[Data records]

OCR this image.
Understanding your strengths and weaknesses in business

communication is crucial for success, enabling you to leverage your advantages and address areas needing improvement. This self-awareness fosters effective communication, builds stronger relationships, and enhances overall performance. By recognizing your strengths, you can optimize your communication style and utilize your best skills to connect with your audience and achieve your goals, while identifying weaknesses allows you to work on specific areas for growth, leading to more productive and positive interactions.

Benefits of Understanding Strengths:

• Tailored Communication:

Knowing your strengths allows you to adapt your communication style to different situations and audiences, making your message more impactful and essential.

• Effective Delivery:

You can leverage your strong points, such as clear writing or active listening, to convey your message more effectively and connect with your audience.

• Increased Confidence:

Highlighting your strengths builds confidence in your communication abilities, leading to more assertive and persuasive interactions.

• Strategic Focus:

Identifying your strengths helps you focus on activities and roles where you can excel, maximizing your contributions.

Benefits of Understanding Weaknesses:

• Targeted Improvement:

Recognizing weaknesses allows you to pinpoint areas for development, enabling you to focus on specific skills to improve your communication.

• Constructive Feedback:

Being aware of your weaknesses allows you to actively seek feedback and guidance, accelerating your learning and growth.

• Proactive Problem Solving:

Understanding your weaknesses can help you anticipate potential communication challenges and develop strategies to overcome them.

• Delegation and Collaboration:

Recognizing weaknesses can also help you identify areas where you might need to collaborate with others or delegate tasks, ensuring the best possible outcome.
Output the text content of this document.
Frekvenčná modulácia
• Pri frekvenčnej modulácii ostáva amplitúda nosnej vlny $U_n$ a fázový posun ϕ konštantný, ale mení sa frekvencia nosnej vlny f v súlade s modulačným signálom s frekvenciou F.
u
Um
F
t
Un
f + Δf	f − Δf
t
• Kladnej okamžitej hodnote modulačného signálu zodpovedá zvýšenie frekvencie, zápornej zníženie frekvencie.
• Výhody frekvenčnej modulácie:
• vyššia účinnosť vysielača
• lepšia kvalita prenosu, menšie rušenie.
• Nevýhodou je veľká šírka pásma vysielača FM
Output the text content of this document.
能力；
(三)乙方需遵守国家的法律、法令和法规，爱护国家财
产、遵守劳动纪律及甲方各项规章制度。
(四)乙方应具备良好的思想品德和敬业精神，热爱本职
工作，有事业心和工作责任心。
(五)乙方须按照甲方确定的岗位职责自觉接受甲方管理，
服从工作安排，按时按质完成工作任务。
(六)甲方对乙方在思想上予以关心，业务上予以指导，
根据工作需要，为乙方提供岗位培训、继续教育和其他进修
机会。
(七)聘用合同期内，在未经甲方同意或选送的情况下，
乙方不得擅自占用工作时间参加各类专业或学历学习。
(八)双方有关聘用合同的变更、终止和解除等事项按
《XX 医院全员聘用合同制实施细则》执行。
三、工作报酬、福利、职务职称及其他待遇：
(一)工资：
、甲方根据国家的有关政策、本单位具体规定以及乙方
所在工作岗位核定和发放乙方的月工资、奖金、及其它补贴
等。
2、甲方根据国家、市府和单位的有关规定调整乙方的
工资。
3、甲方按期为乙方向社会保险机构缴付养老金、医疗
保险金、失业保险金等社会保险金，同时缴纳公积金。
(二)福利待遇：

_STATED EXERCISE_
Filter the records above and return every line that holds the word "skills".

_THE COMPLETED TASK_
communication is crucial for success, enabling you to leverage your advantages and address areas needing improvement. This self-awareness fosters effective communication, builds stronger relationships, and enhances overall performance. By recognizing your strengths, you can optimize your communication style and utilize your best skills to connect with your audience and achieve your goals, while identifying weaknesses allows you to work on specific areas for growth, leading to more productive and positive interactions.
Recognizing weaknesses allows you to pinpoint areas for development, enabling you to focus on specific skills to improve your communication.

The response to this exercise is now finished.